* _Dataset excerpts_:
━━━━━━

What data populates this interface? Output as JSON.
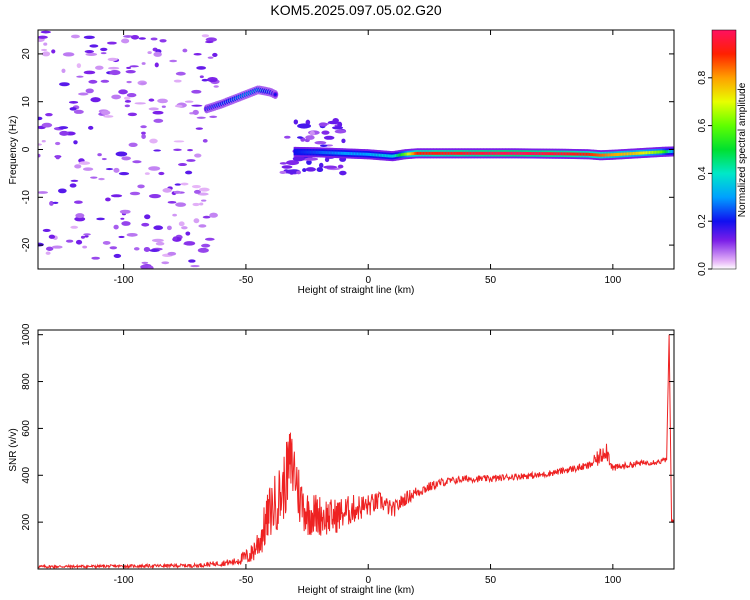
{
  "title": "KOM5.2025.097.05.02.G20",
  "chart_data": [
    {
      "type": "heatmap",
      "xlabel": "Height of straight line (km)",
      "ylabel": "Frequency (Hz)",
      "xlim": [
        -135,
        125
      ],
      "ylim": [
        -25,
        25
      ],
      "xticks": [
        -100,
        -50,
        0,
        50,
        100
      ],
      "xtick_labels": [
        "-100",
        "-50",
        "0",
        "50",
        "100"
      ],
      "yticks": [
        -20,
        -10,
        0,
        10,
        20
      ],
      "ytick_labels": [
        "-20",
        "-10",
        "0",
        "10",
        "20"
      ],
      "colorbar": {
        "label": "Normalized spectral amplitude",
        "ticks": [
          0.0,
          0.2,
          0.4,
          0.6,
          0.8
        ],
        "tick_labels": [
          "0.0",
          "0.2",
          "0.4",
          "0.6",
          "0.8"
        ],
        "range": [
          0,
          1
        ]
      },
      "ridge": {
        "x": [
          -66,
          -60,
          -55,
          -50,
          -45,
          -40,
          -38
        ],
        "y": [
          8.5,
          9.5,
          10.5,
          11.5,
          12.5,
          12.0,
          11.5
        ],
        "amplitude": [
          0.25,
          0.3,
          0.35,
          0.4,
          0.38,
          0.3,
          0.2
        ]
      },
      "tone": {
        "x": [
          -30,
          -20,
          -10,
          0,
          5,
          10,
          15,
          20,
          40,
          60,
          80,
          90,
          95,
          100,
          110,
          120,
          125
        ],
        "y": [
          -0.5,
          -0.6,
          -0.8,
          -1.0,
          -1.2,
          -1.4,
          -1.0,
          -0.8,
          -0.8,
          -0.8,
          -0.9,
          -1.0,
          -1.2,
          -1.1,
          -0.8,
          -0.5,
          -0.4
        ],
        "amplitude": [
          0.2,
          0.25,
          0.3,
          0.3,
          0.35,
          0.35,
          0.6,
          0.9,
          0.95,
          1.0,
          0.95,
          0.9,
          0.85,
          0.8,
          0.75,
          0.6,
          0.3
        ]
      },
      "noise_region_x": [
        -135,
        -62
      ]
    },
    {
      "type": "line",
      "xlabel": "Height of straight line (km)",
      "ylabel": "SNR (v/v)",
      "xlim": [
        -135,
        125
      ],
      "ylim": [
        0,
        1020
      ],
      "xticks": [
        -100,
        -50,
        0,
        50,
        100
      ],
      "xtick_labels": [
        "-100",
        "-50",
        "0",
        "50",
        "100"
      ],
      "yticks": [
        200,
        400,
        600,
        800,
        1000
      ],
      "ytick_labels": [
        "200",
        "400",
        "600",
        "800",
        "1000"
      ],
      "series": [
        {
          "color": "#ee2222",
          "x": [
            -135,
            -100,
            -70,
            -55,
            -48,
            -44,
            -40,
            -35,
            -32,
            -30,
            -28,
            -25,
            -20,
            -15,
            -10,
            -5,
            0,
            5,
            10,
            15,
            20,
            30,
            40,
            50,
            60,
            70,
            80,
            90,
            95,
            97,
            100,
            110,
            120,
            122,
            123,
            124,
            125
          ],
          "y": [
            10,
            12,
            15,
            30,
            60,
            130,
            250,
            330,
            450,
            420,
            300,
            240,
            230,
            220,
            240,
            260,
            270,
            290,
            250,
            300,
            330,
            370,
            385,
            385,
            395,
            400,
            420,
            440,
            480,
            520,
            430,
            450,
            460,
            470,
            1000,
            200,
            210
          ],
          "noise_amp": [
            6,
            6,
            8,
            15,
            40,
            80,
            120,
            140,
            160,
            150,
            120,
            100,
            90,
            80,
            70,
            60,
            50,
            40,
            35,
            30,
            25,
            18,
            15,
            14,
            14,
            14,
            14,
            16,
            40,
            50,
            16,
            12,
            12,
            12,
            0,
            10,
            10
          ]
        }
      ]
    }
  ]
}
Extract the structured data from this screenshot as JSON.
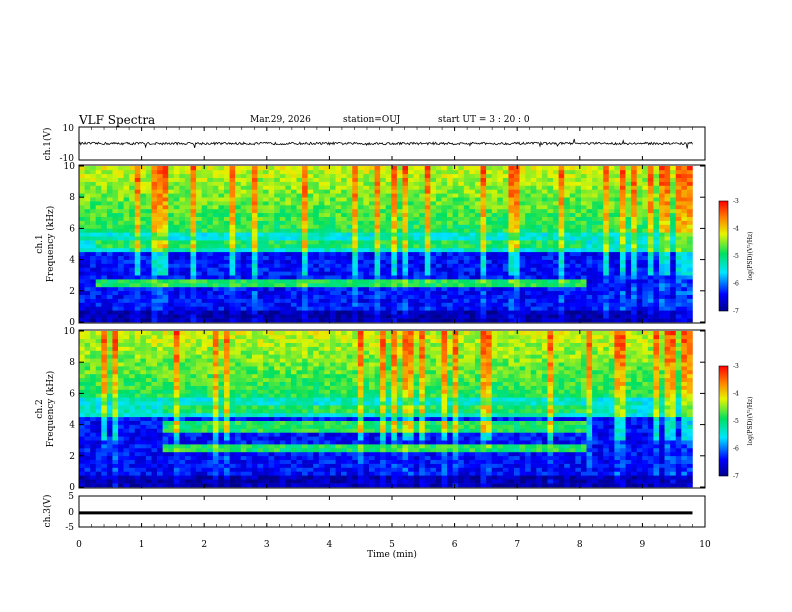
{
  "header": {
    "title": "VLF Spectra",
    "date": "Mar.29, 2026",
    "station": "station=OUJ",
    "start_ut": "start  UT =   3 : 20 : 0"
  },
  "colors": {
    "axis": "#000000",
    "background": "#ffffff",
    "waveform": "#000000"
  },
  "chart_data": [
    {
      "type": "line",
      "name": "ch1-waveform",
      "ylabel": "ch.1(V)",
      "yticks": [
        "10",
        "-10"
      ],
      "ylim": [
        -10,
        10
      ],
      "xlim": [
        0,
        10
      ],
      "baseline": 0,
      "note": "noisy signal around 0 V with amplitude ~1 V and occasional spikes"
    },
    {
      "type": "heatmap",
      "name": "ch1-spectrogram",
      "ylabel": "ch.1 Frequency (kHz)",
      "ylim": [
        0,
        10
      ],
      "yticks": [
        "0",
        "2",
        "4",
        "6",
        "8",
        "10"
      ],
      "xlim": [
        0,
        10
      ],
      "colorbar": {
        "label": "log(PSD)(V²/Hz)",
        "range": [
          -7,
          -3
        ],
        "ticks": [
          "-3",
          "-4",
          "-5",
          "-6",
          "-7"
        ]
      },
      "data_end_min": 9.8,
      "bands_khz": [
        {
          "freq": 5.0,
          "t_start": 0.3,
          "t_end": 8.1
        },
        {
          "freq": 2.5,
          "t_start": 0.3,
          "t_end": 8.1
        }
      ]
    },
    {
      "type": "heatmap",
      "name": "ch2-spectrogram",
      "ylabel": "ch.2 Frequency (kHz)",
      "ylim": [
        0,
        10
      ],
      "yticks": [
        "0",
        "2",
        "4",
        "6",
        "8",
        "10"
      ],
      "xlim": [
        0,
        10
      ],
      "colorbar": {
        "label": "log(PSD)(V²/Hz)",
        "range": [
          -7,
          -3
        ],
        "ticks": [
          "-3",
          "-4",
          "-5",
          "-6",
          "-7"
        ]
      },
      "data_end_min": 9.8,
      "bands_khz": [
        {
          "freq": 5.0,
          "t_start": 1.3,
          "t_end": 8.1
        },
        {
          "freq": 3.8,
          "t_start": 1.3,
          "t_end": 8.1
        },
        {
          "freq": 2.5,
          "t_start": 1.3,
          "t_end": 8.1
        }
      ]
    },
    {
      "type": "line",
      "name": "ch3-waveform",
      "ylabel": "ch.3(V)",
      "yticks": [
        "5",
        "0",
        "-5"
      ],
      "ylim": [
        -5,
        5
      ],
      "xlim": [
        0,
        10
      ],
      "baseline": -0.5,
      "note": "flat thick line near 0 V"
    }
  ],
  "xaxis": {
    "label": "Time  (min)",
    "ticks": [
      "0",
      "1",
      "2",
      "3",
      "4",
      "5",
      "6",
      "7",
      "8",
      "9",
      "10"
    ]
  }
}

━━━━━━

* _Task requirements_: Quote the records above in full, dropping each picture.

* _Response for this exercise_:
What data populates this interface? Output as JSON.
{
  "title": "KOM5.2025.097.05.02.G20",
  "chart_data": [
    {
      "type": "heatmap",
      "xlabel": "Height of straight line (km)",
      "ylabel": "Frequency (Hz)",
      "xlim": [
        -135,
        125
      ],
      "ylim": [
        -25,
        25
      ],
      "xticks": [
        -100,
        -50,
        0,
        50,
        100
      ],
      "xtick_labels": [
        "-100",
        "-50",
        "0",
        "50",
        "100"
      ],
      "yticks": [
        -20,
        -10,
        0,
        10,
        20
      ],
      "ytick_labels": [
        "-20",
        "-10",
        "0",
        "10",
        "20"
      ],
      "colorbar": {
        "label": "Normalized spectral amplitude",
        "ticks": [
          0.0,
          0.2,
          0.4,
          0.6,
          0.8
        ],
        "tick_labels": [
          "0.0",
          "0.2",
          "0.4",
          "0.6",
          "0.8"
        ],
        "range": [
          0,
          1
        ]
      },
      "ridge": {
        "x": [
          -66,
          -60,
          -55,
          -50,
          -45,
          -40,
          -38
        ],
        "y": [
          8.5,
          9.5,
          10.5,
          11.5,
          12.5,
          12.0,
          11.5
        ],
        "amplitude": [
          0.25,
          0.3,
          0.35,
          0.4,
          0.38,
          0.3,
          0.2
        ]
      },
      "tone": {
        "x": [
          -30,
          -20,
          -10,
          0,
          5,
          10,
          15,
          20,
          40,
          60,
          80,
          90,
          95,
          100,
          110,
          120,
          125
        ],
        "y": [
          -0.5,
          -0.6,
          -0.8,
          -1.0,
          -1.2,
          -1.4,
          -1.0,
          -0.8,
          -0.8,
          -0.8,
          -0.9,
          -1.0,
          -1.2,
          -1.1,
          -0.8,
          -0.5,
          -0.4
        ],
        "amplitude": [
          0.2,
          0.25,
          0.3,
          0.3,
          0.35,
          0.35,
          0.6,
          0.9,
          0.95,
          1.0,
          0.95,
          0.9,
          0.85,
          0.8,
          0.75,
          0.6,
          0.3
        ]
      },
      "noise_region_x": [
        -135,
        -62
      ]
    },
    {
      "type": "line",
      "xlabel": "Height of straight line (km)",
      "ylabel": "SNR (v/v)",
      "xlim": [
        -135,
        125
      ],
      "ylim": [
        0,
        1020
      ],
      "xticks": [
        -100,
        -50,
        0,
        50,
        100
      ],
      "xtick_labels": [
        "-100",
        "-50",
        "0",
        "50",
        "100"
      ],
      "yticks": [
        200,
        400,
        600,
        800,
        1000
      ],
      "ytick_labels": [
        "200",
        "400",
        "600",
        "800",
        "1000"
      ],
      "series": [
        {
          "color": "#ee2222",
          "x": [
            -135,
            -100,
            -70,
            -55,
            -48,
            -44,
            -40,
            -35,
            -32,
            -30,
            -28,
            -25,
            -20,
            -15,
            -10,
            -5,
            0,
            5,
            10,
            15,
            20,
            30,
            40,
            50,
            60,
            70,
            80,
            90,
            95,
            97,
            100,
            110,
            120,
            122,
            123,
            124,
            125
          ],
          "y": [
            10,
            12,
            15,
            30,
            60,
            130,
            250,
            330,
            450,
            420,
            300,
            240,
            230,
            220,
            240,
            260,
            270,
            290,
            250,
            300,
            330,
            370,
            385,
            385,
            395,
            400,
            420,
            440,
            480,
            520,
            430,
            450,
            460,
            470,
            1000,
            200,
            210
          ],
          "noise_amp": [
            6,
            6,
            8,
            15,
            40,
            80,
            120,
            140,
            160,
            150,
            120,
            100,
            90,
            80,
            70,
            60,
            50,
            40,
            35,
            30,
            25,
            18,
            15,
            14,
            14,
            14,
            14,
            16,
            40,
            50,
            16,
            12,
            12,
            12,
            0,
            10,
            10
          ]
        }
      ]
    }
  ]
}
Extract the structured data from this screenshot as JSON.
{
  "header": {
    "title": "VLF Spectra",
    "date": "Mar.29, 2026",
    "station": "station=OUJ",
    "start_ut": "start  UT =   3 : 20 : 0"
  },
  "colors": {
    "axis": "#000000",
    "background": "#ffffff",
    "waveform": "#000000"
  },
  "chart_data": [
    {
      "type": "line",
      "name": "ch1-waveform",
      "ylabel": "ch.1(V)",
      "yticks": [
        "10",
        "-10"
      ],
      "ylim": [
        -10,
        10
      ],
      "xlim": [
        0,
        10
      ],
      "baseline": 0,
      "note": "noisy signal around 0 V with amplitude ~1 V and occasional spikes"
    },
    {
      "type": "heatmap",
      "name": "ch1-spectrogram",
      "ylabel": "ch.1 Frequency (kHz)",
      "ylim": [
        0,
        10
      ],
      "yticks": [
        "0",
        "2",
        "4",
        "6",
        "8",
        "10"
      ],
      "xlim": [
        0,
        10
      ],
      "colorbar": {
        "label": "log(PSD)(V²/Hz)",
        "range": [
          -7,
          -3
        ],
        "ticks": [
          "-3",
          "-4",
          "-5",
          "-6",
          "-7"
        ]
      },
      "data_end_min": 9.8,
      "bands_khz": [
        {
          "freq": 5.0,
          "t_start": 0.3,
          "t_end": 8.1
        },
        {
          "freq": 2.5,
          "t_start": 0.3,
          "t_end": 8.1
        }
      ]
    },
    {
      "type": "heatmap",
      "name": "ch2-spectrogram",
      "ylabel": "ch.2 Frequency (kHz)",
      "ylim": [
        0,
        10
      ],
      "yticks": [
        "0",
        "2",
        "4",
        "6",
        "8",
        "10"
      ],
      "xlim": [
        0,
        10
      ],
      "colorbar": {
        "label": "log(PSD)(V²/Hz)",
        "range": [
          -7,
          -3
        ],
        "ticks": [
          "-3",
          "-4",
          "-5",
          "-6",
          "-7"
        ]
      },
      "data_end_min": 9.8,
      "bands_khz": [
        {
          "freq": 5.0,
          "t_start": 1.3,
          "t_end": 8.1
        },
        {
          "freq": 3.8,
          "t_start": 1.3,
          "t_end": 8.1
        },
        {
          "freq": 2.5,
          "t_start": 1.3,
          "t_end": 8.1
        }
      ]
    },
    {
      "type": "line",
      "name": "ch3-waveform",
      "ylabel": "ch.3(V)",
      "yticks": [
        "5",
        "0",
        "-5"
      ],
      "ylim": [
        -5,
        5
      ],
      "xlim": [
        0,
        10
      ],
      "baseline": -0.5,
      "note": "flat thick line near 0 V"
    }
  ],
  "xaxis": {
    "label": "Time  (min)",
    "ticks": [
      "0",
      "1",
      "2",
      "3",
      "4",
      "5",
      "6",
      "7",
      "8",
      "9",
      "10"
    ]
  }
}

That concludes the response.